| Dataset rows about figures |
• • • •
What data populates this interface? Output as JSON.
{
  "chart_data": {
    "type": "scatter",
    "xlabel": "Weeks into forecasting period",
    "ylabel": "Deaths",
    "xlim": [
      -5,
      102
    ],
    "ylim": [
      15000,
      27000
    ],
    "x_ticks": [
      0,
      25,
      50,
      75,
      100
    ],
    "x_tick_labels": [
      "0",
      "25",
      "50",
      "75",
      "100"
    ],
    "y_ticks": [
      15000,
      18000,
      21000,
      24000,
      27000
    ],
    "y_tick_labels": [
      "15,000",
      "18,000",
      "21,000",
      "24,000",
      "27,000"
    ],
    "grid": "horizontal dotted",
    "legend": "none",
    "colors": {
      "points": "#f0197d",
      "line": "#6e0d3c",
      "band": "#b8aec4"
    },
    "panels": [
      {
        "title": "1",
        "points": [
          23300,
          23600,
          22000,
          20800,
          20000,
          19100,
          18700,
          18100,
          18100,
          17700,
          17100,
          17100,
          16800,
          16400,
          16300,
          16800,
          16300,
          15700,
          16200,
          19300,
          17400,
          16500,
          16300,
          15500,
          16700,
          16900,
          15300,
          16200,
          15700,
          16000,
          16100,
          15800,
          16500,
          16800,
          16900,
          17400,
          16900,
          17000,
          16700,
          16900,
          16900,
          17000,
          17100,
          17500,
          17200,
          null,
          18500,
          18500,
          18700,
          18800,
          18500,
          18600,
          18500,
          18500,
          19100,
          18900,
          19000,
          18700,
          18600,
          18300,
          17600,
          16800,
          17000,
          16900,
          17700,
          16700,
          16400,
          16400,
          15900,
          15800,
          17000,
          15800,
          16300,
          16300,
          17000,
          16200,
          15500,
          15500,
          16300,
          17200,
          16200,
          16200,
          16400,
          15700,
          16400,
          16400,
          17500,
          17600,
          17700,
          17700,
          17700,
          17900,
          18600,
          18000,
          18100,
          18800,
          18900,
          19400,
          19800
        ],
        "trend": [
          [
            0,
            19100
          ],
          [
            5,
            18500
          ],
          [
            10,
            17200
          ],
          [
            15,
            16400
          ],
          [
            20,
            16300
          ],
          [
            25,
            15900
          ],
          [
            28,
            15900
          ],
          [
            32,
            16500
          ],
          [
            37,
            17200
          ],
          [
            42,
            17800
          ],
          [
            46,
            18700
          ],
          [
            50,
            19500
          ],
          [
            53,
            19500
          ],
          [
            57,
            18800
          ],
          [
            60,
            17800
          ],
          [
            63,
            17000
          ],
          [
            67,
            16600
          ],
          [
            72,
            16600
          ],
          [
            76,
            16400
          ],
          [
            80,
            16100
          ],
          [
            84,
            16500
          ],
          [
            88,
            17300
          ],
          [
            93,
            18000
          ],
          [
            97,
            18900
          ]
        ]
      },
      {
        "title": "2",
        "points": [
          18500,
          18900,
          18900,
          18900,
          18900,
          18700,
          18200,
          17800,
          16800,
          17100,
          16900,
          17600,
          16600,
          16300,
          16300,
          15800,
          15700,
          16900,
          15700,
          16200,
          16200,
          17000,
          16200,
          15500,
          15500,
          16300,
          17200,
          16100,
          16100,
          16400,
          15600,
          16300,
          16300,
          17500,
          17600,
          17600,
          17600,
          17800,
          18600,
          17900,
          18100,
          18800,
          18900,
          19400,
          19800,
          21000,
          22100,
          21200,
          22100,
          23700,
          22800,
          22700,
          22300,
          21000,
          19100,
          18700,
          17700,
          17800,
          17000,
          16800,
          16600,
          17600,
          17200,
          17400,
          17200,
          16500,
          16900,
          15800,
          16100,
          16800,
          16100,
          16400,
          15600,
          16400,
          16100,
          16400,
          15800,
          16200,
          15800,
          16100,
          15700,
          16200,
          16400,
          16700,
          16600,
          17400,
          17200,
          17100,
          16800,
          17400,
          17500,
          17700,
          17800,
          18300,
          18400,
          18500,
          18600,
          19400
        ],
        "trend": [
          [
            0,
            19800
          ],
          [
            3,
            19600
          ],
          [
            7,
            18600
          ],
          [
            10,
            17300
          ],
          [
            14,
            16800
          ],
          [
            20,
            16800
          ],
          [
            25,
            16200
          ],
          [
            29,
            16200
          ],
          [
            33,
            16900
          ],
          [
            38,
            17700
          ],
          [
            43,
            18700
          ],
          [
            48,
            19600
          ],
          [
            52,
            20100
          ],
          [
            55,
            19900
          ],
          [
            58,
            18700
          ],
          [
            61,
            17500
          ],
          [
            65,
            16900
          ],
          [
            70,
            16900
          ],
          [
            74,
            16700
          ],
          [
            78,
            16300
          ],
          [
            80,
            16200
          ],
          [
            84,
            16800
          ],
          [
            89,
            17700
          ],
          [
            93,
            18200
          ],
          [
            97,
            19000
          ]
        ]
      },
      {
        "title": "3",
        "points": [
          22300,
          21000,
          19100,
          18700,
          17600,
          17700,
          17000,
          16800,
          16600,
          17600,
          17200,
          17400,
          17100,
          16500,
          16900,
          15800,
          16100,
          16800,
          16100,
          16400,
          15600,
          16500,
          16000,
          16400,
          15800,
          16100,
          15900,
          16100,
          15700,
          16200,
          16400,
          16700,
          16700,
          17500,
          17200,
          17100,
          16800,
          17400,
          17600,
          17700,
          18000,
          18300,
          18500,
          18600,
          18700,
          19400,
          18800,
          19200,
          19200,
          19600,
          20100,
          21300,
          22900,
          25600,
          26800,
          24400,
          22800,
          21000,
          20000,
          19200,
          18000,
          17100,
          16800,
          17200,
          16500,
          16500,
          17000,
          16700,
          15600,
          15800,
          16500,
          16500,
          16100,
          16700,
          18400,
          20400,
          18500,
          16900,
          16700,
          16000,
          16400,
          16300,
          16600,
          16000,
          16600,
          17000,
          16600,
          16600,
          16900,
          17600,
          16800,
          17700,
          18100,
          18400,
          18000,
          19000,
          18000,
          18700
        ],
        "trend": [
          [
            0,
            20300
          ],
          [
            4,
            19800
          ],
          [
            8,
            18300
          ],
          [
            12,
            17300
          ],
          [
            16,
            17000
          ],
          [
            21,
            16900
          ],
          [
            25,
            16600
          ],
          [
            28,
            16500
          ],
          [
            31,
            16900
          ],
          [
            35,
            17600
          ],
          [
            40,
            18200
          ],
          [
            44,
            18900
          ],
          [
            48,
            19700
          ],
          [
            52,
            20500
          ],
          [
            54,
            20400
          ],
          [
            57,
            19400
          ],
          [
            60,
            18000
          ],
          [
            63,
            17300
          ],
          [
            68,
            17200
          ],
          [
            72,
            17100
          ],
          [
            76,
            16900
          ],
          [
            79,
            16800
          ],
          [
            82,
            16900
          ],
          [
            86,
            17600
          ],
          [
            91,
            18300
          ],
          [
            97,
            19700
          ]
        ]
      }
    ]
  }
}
• • • •
| What needs to be done |
Repeat every entry exactly as written above.

| Result below |
What data populates this interface? Output as JSON.
{
  "chart_data": {
    "type": "scatter",
    "xlabel": "Weeks into forecasting period",
    "ylabel": "Deaths",
    "xlim": [
      -5,
      102
    ],
    "ylim": [
      15000,
      27000
    ],
    "x_ticks": [
      0,
      25,
      50,
      75,
      100
    ],
    "x_tick_labels": [
      "0",
      "25",
      "50",
      "75",
      "100"
    ],
    "y_ticks": [
      15000,
      18000,
      21000,
      24000,
      27000
    ],
    "y_tick_labels": [
      "15,000",
      "18,000",
      "21,000",
      "24,000",
      "27,000"
    ],
    "grid": "horizontal dotted",
    "legend": "none",
    "colors": {
      "points": "#f0197d",
      "line": "#6e0d3c",
      "band": "#b8aec4"
    },
    "panels": [
      {
        "title": "1",
        "points": [
          23300,
          23600,
          22000,
          20800,
          20000,
          19100,
          18700,
          18100,
          18100,
          17700,
          17100,
          17100,
          16800,
          16400,
          16300,
          16800,
          16300,
          15700,
          16200,
          19300,
          17400,
          16500,
          16300,
          15500,
          16700,
          16900,
          15300,
          16200,
          15700,
          16000,
          16100,
          15800,
          16500,
          16800,
          16900,
          17400,
          16900,
          17000,
          16700,
          16900,
          16900,
          17000,
          17100,
          17500,
          17200,
          null,
          18500,
          18500,
          18700,
          18800,
          18500,
          18600,
          18500,
          18500,
          19100,
          18900,
          19000,
          18700,
          18600,
          18300,
          17600,
          16800,
          17000,
          16900,
          17700,
          16700,
          16400,
          16400,
          15900,
          15800,
          17000,
          15800,
          16300,
          16300,
          17000,
          16200,
          15500,
          15500,
          16300,
          17200,
          16200,
          16200,
          16400,
          15700,
          16400,
          16400,
          17500,
          17600,
          17700,
          17700,
          17700,
          17900,
          18600,
          18000,
          18100,
          18800,
          18900,
          19400,
          19800
        ],
        "trend": [
          [
            0,
            19100
          ],
          [
            5,
            18500
          ],
          [
            10,
            17200
          ],
          [
            15,
            16400
          ],
          [
            20,
            16300
          ],
          [
            25,
            15900
          ],
          [
            28,
            15900
          ],
          [
            32,
            16500
          ],
          [
            37,
            17200
          ],
          [
            42,
            17800
          ],
          [
            46,
            18700
          ],
          [
            50,
            19500
          ],
          [
            53,
            19500
          ],
          [
            57,
            18800
          ],
          [
            60,
            17800
          ],
          [
            63,
            17000
          ],
          [
            67,
            16600
          ],
          [
            72,
            16600
          ],
          [
            76,
            16400
          ],
          [
            80,
            16100
          ],
          [
            84,
            16500
          ],
          [
            88,
            17300
          ],
          [
            93,
            18000
          ],
          [
            97,
            18900
          ]
        ]
      },
      {
        "title": "2",
        "points": [
          18500,
          18900,
          18900,
          18900,
          18900,
          18700,
          18200,
          17800,
          16800,
          17100,
          16900,
          17600,
          16600,
          16300,
          16300,
          15800,
          15700,
          16900,
          15700,
          16200,
          16200,
          17000,
          16200,
          15500,
          15500,
          16300,
          17200,
          16100,
          16100,
          16400,
          15600,
          16300,
          16300,
          17500,
          17600,
          17600,
          17600,
          17800,
          18600,
          17900,
          18100,
          18800,
          18900,
          19400,
          19800,
          21000,
          22100,
          21200,
          22100,
          23700,
          22800,
          22700,
          22300,
          21000,
          19100,
          18700,
          17700,
          17800,
          17000,
          16800,
          16600,
          17600,
          17200,
          17400,
          17200,
          16500,
          16900,
          15800,
          16100,
          16800,
          16100,
          16400,
          15600,
          16400,
          16100,
          16400,
          15800,
          16200,
          15800,
          16100,
          15700,
          16200,
          16400,
          16700,
          16600,
          17400,
          17200,
          17100,
          16800,
          17400,
          17500,
          17700,
          17800,
          18300,
          18400,
          18500,
          18600,
          19400
        ],
        "trend": [
          [
            0,
            19800
          ],
          [
            3,
            19600
          ],
          [
            7,
            18600
          ],
          [
            10,
            17300
          ],
          [
            14,
            16800
          ],
          [
            20,
            16800
          ],
          [
            25,
            16200
          ],
          [
            29,
            16200
          ],
          [
            33,
            16900
          ],
          [
            38,
            17700
          ],
          [
            43,
            18700
          ],
          [
            48,
            19600
          ],
          [
            52,
            20100
          ],
          [
            55,
            19900
          ],
          [
            58,
            18700
          ],
          [
            61,
            17500
          ],
          [
            65,
            16900
          ],
          [
            70,
            16900
          ],
          [
            74,
            16700
          ],
          [
            78,
            16300
          ],
          [
            80,
            16200
          ],
          [
            84,
            16800
          ],
          [
            89,
            17700
          ],
          [
            93,
            18200
          ],
          [
            97,
            19000
          ]
        ]
      },
      {
        "title": "3",
        "points": [
          22300,
          21000,
          19100,
          18700,
          17600,
          17700,
          17000,
          16800,
          16600,
          17600,
          17200,
          17400,
          17100,
          16500,
          16900,
          15800,
          16100,
          16800,
          16100,
          16400,
          15600,
          16500,
          16000,
          16400,
          15800,
          16100,
          15900,
          16100,
          15700,
          16200,
          16400,
          16700,
          16700,
          17500,
          17200,
          17100,
          16800,
          17400,
          17600,
          17700,
          18000,
          18300,
          18500,
          18600,
          18700,
          19400,
          18800,
          19200,
          19200,
          19600,
          20100,
          21300,
          22900,
          25600,
          26800,
          24400,
          22800,
          21000,
          20000,
          19200,
          18000,
          17100,
          16800,
          17200,
          16500,
          16500,
          17000,
          16700,
          15600,
          15800,
          16500,
          16500,
          16100,
          16700,
          18400,
          20400,
          18500,
          16900,
          16700,
          16000,
          16400,
          16300,
          16600,
          16000,
          16600,
          17000,
          16600,
          16600,
          16900,
          17600,
          16800,
          17700,
          18100,
          18400,
          18000,
          19000,
          18000,
          18700
        ],
        "trend": [
          [
            0,
            20300
          ],
          [
            4,
            19800
          ],
          [
            8,
            18300
          ],
          [
            12,
            17300
          ],
          [
            16,
            17000
          ],
          [
            21,
            16900
          ],
          [
            25,
            16600
          ],
          [
            28,
            16500
          ],
          [
            31,
            16900
          ],
          [
            35,
            17600
          ],
          [
            40,
            18200
          ],
          [
            44,
            18900
          ],
          [
            48,
            19700
          ],
          [
            52,
            20500
          ],
          [
            54,
            20400
          ],
          [
            57,
            19400
          ],
          [
            60,
            18000
          ],
          [
            63,
            17300
          ],
          [
            68,
            17200
          ],
          [
            72,
            17100
          ],
          [
            76,
            16900
          ],
          [
            79,
            16800
          ],
          [
            82,
            16900
          ],
          [
            86,
            17600
          ],
          [
            91,
            18300
          ],
          [
            97,
            19700
          ]
        ]
      }
    ]
  }
}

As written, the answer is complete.